* _Task goal_
Return each line of the records holding the string "diverse".

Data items
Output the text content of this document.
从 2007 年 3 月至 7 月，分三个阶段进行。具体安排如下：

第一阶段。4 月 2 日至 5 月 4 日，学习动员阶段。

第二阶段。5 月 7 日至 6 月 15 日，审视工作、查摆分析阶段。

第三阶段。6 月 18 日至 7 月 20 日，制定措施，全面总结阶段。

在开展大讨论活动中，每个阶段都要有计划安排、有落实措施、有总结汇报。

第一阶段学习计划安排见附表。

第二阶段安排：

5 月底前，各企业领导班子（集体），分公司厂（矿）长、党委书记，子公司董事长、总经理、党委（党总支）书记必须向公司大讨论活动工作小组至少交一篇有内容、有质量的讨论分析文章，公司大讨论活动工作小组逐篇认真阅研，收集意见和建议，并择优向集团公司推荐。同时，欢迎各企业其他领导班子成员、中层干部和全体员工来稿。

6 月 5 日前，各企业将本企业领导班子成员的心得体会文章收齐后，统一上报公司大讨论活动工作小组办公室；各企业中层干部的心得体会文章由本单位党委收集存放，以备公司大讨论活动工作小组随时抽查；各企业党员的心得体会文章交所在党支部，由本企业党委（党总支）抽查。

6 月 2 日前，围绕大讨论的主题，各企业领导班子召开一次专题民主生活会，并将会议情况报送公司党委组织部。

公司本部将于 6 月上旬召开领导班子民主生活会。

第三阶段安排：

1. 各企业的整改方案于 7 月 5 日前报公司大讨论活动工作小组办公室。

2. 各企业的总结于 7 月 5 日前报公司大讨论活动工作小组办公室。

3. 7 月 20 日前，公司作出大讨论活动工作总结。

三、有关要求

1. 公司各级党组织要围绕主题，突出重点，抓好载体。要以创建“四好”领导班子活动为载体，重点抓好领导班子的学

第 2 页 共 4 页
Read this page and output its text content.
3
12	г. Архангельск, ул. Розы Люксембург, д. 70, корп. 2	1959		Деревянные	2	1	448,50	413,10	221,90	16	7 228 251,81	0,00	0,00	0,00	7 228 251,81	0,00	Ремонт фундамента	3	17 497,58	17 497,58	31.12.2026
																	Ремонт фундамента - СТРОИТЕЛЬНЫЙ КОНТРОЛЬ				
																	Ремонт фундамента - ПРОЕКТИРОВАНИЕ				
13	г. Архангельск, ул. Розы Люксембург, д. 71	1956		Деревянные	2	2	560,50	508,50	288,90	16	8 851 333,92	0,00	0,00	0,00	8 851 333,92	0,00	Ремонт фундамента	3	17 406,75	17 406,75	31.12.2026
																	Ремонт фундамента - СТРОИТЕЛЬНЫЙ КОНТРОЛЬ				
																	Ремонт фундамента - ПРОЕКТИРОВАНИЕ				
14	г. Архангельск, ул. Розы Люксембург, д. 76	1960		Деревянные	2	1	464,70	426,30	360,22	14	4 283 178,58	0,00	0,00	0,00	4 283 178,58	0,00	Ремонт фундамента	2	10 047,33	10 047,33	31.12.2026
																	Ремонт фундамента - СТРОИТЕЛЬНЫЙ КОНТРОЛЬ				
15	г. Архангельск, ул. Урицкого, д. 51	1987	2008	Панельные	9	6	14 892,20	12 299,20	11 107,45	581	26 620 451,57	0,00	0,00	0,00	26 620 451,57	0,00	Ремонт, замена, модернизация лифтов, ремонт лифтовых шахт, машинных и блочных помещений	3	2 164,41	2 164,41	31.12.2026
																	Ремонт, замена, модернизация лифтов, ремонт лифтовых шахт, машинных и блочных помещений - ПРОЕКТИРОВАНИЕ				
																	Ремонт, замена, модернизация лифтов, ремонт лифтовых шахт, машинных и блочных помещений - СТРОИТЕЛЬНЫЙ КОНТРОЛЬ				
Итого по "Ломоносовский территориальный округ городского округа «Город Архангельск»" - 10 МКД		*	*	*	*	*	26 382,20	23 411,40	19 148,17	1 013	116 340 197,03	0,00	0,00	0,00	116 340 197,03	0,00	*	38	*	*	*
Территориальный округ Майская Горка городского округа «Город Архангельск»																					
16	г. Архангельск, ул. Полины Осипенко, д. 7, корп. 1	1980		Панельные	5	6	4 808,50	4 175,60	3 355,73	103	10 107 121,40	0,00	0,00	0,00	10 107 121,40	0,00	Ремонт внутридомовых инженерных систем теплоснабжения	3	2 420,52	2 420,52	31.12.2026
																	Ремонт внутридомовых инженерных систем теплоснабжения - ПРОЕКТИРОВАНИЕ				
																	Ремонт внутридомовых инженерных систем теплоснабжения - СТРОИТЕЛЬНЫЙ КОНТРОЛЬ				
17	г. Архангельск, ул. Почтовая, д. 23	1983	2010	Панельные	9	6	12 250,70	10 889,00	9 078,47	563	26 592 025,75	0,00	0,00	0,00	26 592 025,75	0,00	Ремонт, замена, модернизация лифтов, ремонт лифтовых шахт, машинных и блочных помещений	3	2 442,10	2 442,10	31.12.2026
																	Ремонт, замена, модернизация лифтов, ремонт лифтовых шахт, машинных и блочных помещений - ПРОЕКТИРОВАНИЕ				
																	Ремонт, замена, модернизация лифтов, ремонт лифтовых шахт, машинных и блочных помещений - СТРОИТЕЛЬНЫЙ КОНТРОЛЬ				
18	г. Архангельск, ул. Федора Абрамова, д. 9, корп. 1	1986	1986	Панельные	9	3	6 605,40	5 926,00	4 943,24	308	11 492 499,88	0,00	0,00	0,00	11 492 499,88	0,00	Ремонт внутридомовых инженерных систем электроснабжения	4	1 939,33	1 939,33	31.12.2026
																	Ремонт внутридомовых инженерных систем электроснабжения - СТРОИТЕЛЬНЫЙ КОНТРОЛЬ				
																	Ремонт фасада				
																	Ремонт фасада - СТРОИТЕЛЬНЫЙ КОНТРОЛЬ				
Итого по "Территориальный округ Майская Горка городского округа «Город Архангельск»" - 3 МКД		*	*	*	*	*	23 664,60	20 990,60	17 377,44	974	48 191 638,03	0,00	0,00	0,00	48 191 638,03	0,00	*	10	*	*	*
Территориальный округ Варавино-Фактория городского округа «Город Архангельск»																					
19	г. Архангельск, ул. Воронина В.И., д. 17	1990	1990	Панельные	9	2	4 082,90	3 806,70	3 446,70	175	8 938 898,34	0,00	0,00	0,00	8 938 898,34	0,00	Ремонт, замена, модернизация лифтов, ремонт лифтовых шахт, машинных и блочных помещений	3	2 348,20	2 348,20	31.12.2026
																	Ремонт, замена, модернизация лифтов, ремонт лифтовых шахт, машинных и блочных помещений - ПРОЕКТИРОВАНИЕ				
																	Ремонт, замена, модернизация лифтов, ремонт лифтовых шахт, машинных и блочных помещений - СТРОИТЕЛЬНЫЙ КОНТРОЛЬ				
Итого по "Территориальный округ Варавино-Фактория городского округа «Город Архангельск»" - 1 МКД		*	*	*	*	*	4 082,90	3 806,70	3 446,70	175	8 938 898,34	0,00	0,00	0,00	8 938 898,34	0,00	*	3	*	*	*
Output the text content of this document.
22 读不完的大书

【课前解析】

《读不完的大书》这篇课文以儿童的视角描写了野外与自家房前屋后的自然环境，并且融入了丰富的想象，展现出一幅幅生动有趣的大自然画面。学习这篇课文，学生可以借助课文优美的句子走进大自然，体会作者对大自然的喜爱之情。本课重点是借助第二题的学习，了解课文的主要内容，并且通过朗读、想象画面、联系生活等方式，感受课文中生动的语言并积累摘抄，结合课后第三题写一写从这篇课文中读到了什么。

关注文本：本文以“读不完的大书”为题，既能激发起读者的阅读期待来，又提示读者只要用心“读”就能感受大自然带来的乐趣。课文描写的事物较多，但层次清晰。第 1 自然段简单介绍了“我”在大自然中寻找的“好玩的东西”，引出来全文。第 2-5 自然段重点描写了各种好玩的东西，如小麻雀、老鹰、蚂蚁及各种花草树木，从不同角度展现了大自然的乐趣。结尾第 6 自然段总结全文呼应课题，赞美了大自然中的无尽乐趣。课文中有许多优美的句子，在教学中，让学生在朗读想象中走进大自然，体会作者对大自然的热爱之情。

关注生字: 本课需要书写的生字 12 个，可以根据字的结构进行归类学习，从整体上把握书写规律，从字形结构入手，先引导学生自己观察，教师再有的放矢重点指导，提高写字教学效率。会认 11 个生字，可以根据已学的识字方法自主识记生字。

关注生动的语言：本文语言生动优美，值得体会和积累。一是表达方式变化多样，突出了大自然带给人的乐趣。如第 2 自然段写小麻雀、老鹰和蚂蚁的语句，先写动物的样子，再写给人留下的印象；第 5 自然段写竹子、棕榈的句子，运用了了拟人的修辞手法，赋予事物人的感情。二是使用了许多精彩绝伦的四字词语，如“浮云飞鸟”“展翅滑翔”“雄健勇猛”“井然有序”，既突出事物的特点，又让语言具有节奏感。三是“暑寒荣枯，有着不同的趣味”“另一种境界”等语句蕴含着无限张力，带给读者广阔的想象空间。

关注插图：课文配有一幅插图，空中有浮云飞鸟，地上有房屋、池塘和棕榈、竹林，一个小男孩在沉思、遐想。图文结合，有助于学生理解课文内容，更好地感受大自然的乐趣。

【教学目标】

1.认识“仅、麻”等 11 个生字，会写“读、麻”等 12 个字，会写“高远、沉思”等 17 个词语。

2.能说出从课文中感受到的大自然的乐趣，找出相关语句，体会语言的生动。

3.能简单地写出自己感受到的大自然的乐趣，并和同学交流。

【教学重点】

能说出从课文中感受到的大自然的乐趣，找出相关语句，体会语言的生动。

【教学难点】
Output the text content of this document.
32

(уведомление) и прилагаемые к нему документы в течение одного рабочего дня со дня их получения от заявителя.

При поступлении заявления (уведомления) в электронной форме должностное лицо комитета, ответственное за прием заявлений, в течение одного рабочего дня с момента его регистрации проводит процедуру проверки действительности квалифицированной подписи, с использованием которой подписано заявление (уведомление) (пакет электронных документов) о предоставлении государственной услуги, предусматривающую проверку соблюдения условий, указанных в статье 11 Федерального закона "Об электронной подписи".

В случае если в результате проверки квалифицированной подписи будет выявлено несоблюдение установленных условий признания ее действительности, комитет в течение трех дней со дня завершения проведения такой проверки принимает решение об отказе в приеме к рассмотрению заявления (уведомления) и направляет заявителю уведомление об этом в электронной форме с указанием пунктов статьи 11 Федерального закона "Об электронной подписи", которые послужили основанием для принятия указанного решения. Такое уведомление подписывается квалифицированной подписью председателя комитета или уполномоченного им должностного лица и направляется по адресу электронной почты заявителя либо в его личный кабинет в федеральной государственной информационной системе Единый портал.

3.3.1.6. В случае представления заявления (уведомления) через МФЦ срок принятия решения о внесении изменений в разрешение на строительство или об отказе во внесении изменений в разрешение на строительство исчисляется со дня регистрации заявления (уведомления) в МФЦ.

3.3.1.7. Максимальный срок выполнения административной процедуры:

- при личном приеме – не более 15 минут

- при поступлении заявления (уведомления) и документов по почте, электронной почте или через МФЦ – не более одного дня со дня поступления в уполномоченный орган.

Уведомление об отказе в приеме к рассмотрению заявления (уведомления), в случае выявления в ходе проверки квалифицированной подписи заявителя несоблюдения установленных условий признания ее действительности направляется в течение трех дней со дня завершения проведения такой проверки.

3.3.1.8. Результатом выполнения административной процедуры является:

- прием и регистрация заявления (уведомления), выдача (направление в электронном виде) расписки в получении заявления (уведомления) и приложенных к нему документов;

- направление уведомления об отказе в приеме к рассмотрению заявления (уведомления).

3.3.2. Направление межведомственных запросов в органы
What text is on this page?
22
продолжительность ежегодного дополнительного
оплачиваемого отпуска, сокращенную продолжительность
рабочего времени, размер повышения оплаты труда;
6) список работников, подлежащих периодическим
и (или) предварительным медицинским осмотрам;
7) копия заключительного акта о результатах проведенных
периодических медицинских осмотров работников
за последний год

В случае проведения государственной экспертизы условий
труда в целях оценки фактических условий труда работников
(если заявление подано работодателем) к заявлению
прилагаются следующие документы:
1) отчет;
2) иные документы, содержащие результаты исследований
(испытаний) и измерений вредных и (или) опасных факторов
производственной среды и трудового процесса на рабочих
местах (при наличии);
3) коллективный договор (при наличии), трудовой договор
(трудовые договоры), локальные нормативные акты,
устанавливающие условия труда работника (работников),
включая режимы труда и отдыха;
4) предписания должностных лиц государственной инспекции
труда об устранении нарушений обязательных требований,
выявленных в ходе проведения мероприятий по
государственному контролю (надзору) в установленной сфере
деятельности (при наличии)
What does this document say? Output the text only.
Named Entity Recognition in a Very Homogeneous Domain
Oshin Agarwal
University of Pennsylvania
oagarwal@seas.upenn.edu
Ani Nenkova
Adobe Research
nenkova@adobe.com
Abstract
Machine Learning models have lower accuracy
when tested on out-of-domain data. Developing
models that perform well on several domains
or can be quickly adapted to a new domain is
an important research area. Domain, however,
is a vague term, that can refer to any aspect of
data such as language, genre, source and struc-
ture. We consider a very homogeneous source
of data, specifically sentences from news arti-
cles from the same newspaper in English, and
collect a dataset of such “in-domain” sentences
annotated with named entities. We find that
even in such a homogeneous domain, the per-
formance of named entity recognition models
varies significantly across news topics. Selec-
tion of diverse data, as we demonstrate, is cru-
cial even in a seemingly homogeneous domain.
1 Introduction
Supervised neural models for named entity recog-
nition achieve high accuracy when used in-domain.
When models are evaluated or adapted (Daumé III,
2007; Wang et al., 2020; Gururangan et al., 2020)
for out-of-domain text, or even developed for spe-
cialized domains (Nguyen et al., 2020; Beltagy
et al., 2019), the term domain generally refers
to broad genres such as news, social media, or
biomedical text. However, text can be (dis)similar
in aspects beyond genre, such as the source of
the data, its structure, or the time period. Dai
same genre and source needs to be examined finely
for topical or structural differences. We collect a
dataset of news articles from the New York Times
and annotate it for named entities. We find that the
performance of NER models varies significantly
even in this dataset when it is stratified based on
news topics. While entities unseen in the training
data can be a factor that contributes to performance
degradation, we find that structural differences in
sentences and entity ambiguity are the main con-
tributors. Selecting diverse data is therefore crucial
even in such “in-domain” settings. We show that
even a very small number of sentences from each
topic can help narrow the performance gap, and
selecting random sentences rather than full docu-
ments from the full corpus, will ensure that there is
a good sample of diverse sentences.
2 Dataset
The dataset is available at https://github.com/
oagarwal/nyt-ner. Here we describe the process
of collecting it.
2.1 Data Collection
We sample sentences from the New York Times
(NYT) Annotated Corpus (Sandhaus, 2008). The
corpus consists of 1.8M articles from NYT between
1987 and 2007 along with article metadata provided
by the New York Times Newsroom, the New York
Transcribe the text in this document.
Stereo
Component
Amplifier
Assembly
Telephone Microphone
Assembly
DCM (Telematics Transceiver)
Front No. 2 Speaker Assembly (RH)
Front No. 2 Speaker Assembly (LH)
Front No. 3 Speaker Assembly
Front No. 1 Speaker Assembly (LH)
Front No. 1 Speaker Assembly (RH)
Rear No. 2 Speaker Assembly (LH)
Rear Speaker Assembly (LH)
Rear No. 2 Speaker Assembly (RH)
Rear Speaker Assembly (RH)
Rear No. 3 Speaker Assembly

* _Complete output_
tion of diverse data, as we demonstrate, is cru-
tributors. Selecting diverse data is therefore crucial
a good sample of diverse sentences.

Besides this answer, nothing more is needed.